---------- Text provided
The Abbott RealTime High Risk HPV Test (RT hrHPV test) was evaluated in a random sample of 1,456 patients from a German routine screening population of 13,372 women ≥30 years of age screened primarily by liquid-based cytology (LBC) that was complemented by 48 CIN3+ cases. Clinical sensitivities, relative specificities and positive predictive values (PPV) for both HPV tests were determined based on histologically confirmed high-grade cervical disease (CIN3+) as clinical outcome.

Results

HR HPV prevalence in residual LBC samples was found to be 5.4 % by the RT hrHPV test and 5.6 % by the HR HC2 test, respectively. The Kappa-value for overall agreement between the RT hrHPV test and the HC2 assay for detection of HR HPV was 0.87. Relative sensitivities for detection of CIN3+ in patients with abnormal cytology was 93.8 % for the RT hrHPV assay and 97.9 % for HC2 (p-value = 0.5). Relative specificities and PPVs were comparable for both tests. The highest PPV was calculated for the specific detection of HPV16 by the RT hrHPV test (84.2 %). The RT hrHPV test showed a reduced sensitivity for detection of HVP31-positive CIN3 + .

Conclusion

The RT hrHPV assay is as sensitive and specific in detecting severe cervical lesions in women with abnormal cytology as the HC2 HR HPV test.

Since the introduction of opportunistic cytological screening in Germany in 1971 the cervical cancer mortality rate has notably decreased [1]. However, 4,600 new cases and approximately 1,500 deaths due to cervical cancer are diagnosed in Germany each year [2]. Moreover, 150,000 cases of cervical cancer precursors (CIN3) are detected annually [3] and cervical cancer is the cause for 1.5 % of all female cancer deaths in Germany [2]. As persistent infection with High-Risk Human Papillomaviruses (HR HPV) is a necessary risk factor for the development of (pre)-cancer, numerous HPV tests are nowadays commercially available [4] to be used in cervical cancer screening programs [5]. However, only a small number of these tests have been approved by the FDA [6] with the Digene Hybrid Capture 2 High-Risk HPV DNA test as the first one (HC2; QIAGEN Hilden, Germany). The HC2 has been developed for the collective detection of 13 carcinogenic HPV types (16, 18, 31, 33, 35, 39, 45, 51, 52, 56, 58, 59, 68) [7]. It is one of the best validated HPV tests whose methodology is based on nucleic acid hybridization with signal amplification for qualitative detection of HPV-DNA within cervical samples.
--------------------
---------- Dataset content
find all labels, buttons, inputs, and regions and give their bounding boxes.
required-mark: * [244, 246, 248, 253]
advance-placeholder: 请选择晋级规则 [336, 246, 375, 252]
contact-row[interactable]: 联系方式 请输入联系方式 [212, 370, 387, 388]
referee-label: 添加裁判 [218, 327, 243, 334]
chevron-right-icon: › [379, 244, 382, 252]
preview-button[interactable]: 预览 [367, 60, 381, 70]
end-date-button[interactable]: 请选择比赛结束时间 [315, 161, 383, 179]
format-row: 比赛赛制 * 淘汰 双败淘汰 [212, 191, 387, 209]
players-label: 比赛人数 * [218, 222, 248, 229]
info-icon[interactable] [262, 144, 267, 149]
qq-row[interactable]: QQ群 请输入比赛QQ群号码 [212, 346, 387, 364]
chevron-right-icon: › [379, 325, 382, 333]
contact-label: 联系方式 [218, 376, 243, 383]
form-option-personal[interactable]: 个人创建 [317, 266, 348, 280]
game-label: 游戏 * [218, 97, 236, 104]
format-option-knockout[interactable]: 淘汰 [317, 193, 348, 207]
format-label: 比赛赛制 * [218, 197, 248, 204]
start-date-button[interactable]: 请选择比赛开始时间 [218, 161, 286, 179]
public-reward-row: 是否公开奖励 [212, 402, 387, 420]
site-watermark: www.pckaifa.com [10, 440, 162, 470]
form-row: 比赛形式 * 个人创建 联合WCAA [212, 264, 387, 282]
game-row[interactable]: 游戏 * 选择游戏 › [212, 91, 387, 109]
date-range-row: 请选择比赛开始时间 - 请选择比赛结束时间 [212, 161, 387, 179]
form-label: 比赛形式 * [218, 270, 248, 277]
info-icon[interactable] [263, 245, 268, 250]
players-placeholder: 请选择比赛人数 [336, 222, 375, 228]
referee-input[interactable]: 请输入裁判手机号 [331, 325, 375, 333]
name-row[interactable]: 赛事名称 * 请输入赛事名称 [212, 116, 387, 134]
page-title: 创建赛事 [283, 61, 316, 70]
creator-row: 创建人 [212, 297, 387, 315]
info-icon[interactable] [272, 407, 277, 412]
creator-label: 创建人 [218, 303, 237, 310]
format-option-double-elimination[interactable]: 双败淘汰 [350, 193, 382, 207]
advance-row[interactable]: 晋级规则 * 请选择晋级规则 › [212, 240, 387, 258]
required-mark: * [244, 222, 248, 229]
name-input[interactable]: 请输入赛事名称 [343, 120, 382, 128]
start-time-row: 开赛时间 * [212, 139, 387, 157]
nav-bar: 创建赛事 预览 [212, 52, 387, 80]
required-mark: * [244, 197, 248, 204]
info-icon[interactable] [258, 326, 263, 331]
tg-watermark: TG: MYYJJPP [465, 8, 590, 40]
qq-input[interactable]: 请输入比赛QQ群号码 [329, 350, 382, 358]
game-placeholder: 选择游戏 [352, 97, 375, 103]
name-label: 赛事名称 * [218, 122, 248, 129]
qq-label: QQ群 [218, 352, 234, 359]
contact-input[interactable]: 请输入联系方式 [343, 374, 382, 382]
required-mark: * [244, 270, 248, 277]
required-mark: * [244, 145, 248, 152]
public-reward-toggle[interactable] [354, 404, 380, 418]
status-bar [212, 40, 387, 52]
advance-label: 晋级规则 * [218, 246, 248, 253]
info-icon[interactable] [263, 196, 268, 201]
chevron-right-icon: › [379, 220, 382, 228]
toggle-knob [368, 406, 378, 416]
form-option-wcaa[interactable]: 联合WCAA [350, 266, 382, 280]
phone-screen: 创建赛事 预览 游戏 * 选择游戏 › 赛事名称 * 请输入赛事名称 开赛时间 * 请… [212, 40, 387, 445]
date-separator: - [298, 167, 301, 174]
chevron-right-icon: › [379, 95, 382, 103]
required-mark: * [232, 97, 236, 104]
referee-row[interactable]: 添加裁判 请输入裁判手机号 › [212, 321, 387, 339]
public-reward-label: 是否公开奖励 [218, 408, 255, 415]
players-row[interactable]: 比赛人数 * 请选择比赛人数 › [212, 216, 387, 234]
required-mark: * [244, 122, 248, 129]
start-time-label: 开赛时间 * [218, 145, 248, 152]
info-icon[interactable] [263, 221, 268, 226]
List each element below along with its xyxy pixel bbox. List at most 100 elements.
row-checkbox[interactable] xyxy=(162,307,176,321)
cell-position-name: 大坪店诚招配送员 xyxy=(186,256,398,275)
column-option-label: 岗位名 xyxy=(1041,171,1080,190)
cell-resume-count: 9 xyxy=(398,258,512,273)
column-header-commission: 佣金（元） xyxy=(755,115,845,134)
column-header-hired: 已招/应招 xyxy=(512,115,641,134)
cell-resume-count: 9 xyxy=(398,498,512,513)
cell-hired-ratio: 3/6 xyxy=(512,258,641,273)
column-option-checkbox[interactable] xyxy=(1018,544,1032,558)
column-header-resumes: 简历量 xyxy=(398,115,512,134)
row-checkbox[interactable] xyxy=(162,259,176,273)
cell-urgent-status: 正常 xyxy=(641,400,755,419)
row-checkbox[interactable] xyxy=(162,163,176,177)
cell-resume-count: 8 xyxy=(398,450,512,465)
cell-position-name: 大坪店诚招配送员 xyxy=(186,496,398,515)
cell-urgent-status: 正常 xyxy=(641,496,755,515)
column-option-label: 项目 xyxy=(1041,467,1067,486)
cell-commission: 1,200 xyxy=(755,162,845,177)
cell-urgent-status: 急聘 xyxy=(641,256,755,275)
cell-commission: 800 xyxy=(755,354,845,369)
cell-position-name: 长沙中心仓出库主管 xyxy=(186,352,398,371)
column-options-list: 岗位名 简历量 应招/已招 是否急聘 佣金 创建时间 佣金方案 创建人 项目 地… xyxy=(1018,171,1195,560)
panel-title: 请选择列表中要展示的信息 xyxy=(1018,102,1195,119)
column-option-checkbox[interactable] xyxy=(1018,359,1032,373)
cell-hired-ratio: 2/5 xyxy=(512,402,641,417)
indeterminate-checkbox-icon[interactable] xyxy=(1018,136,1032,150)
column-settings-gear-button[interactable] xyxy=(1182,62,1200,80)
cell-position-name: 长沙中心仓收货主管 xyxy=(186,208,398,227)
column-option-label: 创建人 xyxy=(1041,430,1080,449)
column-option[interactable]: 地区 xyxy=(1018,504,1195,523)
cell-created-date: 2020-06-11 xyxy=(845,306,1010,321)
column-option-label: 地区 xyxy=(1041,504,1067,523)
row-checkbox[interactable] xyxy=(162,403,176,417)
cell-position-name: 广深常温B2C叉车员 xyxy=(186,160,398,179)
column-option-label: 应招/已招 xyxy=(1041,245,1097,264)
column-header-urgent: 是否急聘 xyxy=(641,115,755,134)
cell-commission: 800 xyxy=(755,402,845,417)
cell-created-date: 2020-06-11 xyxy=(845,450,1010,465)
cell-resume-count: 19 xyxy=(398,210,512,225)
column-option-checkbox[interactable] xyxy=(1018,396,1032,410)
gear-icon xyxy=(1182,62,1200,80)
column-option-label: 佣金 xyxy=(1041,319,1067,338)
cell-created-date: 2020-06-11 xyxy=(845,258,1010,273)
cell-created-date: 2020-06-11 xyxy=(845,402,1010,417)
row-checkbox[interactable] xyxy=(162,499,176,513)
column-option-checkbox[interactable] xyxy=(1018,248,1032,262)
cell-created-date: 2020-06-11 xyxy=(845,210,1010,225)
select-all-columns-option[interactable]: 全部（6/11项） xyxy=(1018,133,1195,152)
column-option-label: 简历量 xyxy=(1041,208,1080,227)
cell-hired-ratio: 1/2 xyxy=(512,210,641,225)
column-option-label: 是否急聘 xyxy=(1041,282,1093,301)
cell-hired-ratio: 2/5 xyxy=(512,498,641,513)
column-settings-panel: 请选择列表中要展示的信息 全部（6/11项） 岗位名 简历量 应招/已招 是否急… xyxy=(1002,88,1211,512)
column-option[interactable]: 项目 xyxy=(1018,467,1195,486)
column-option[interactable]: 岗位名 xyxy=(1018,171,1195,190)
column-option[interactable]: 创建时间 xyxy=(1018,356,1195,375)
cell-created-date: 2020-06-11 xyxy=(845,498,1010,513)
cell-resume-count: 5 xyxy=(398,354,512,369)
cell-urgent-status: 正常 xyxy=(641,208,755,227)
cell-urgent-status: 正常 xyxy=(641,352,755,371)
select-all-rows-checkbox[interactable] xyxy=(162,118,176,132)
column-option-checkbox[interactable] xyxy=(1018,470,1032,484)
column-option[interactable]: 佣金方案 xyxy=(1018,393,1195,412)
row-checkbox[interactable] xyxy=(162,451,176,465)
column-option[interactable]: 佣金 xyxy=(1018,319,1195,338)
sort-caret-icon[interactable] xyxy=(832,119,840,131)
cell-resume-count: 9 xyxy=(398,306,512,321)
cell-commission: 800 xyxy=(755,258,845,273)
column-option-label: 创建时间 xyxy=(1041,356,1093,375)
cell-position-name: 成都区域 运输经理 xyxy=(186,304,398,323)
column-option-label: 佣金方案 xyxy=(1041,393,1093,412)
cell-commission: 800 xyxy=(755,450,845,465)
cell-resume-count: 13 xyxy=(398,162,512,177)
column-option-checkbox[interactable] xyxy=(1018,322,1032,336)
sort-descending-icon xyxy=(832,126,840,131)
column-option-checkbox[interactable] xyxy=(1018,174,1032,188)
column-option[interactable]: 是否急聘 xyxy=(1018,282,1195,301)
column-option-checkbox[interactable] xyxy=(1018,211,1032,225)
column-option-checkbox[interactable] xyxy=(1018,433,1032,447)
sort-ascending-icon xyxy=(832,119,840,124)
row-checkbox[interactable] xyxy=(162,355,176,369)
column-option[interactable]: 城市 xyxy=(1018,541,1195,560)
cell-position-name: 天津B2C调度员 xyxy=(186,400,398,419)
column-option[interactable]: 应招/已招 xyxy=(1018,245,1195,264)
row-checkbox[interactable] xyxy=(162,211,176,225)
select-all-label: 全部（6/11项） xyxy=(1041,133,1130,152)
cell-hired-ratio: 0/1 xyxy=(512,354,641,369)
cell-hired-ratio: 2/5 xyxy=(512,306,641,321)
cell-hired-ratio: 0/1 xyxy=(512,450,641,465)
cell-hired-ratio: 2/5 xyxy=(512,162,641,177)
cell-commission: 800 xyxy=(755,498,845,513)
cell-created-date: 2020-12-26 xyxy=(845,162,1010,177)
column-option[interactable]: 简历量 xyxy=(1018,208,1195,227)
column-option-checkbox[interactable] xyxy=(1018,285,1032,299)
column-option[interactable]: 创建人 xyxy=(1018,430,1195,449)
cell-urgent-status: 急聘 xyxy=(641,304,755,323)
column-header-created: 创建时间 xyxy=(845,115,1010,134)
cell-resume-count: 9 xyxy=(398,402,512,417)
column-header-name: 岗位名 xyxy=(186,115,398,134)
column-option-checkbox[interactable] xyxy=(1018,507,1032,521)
--------------------
- _Exercises_:
A. In the HPV test text, what Kappa-value was reported for overall agreement between the RT hrHPV test and the HC2 assay?
B. Reproduce the part of the HPV test text that starts at the words "The Abbott RealTime" and stops after the words "as clinical outcome.".
C. Write the next part of the text on HPV tests for cervical cancer screening, picking up after its final sentence.

- _Responses by task_:
A. 0.87

B.
The Abbott RealTime High Risk HPV Test (RT hrHPV test) was evaluated in a random sample of 1,456 patients from a German routine screening population of 13,372 women ≥30 years of age screened primarily by liquid-based cytology (LBC) that was complemented by 48 CIN3+ cases. Clinical sensitivities, relative specificities and positive predictive values (PPV) for both HPV tests were determined based on histologically confirmed high-grade cervical disease (CIN3+) as clinical outcome.

C.
The Abbott RealTime High Risk HPV Test (RT hrHPV) is another fully automated HPV DNA test which is based on real-time PCR that targets the L1 region of the 13 carcinogenic HPV types 16, 18, 31, 33, 35, 39, 45, 51, 52, 56, 58, 59, 68 and for detection of HPV 66. The multiplex design of the assay allows HPV16 and 18 genotyping as well as the collective detection of the 12 remaining HPV types [8]. The RT hrHPV test has been fully validated by several cross-sectional studies that evaluated its clinical performance in referral populations [9–18]. However, to date only four screening population-based cross sectional studies [19–22] and one follow-up study are available [23]. The objective of this retrospective study was the cross-sectional evaluation of the RT hrHPV assay in a routine cervical cancer screening population comprising women aged ≥ 30 years in Germany.

The study cohort and methodology has previously been published [24].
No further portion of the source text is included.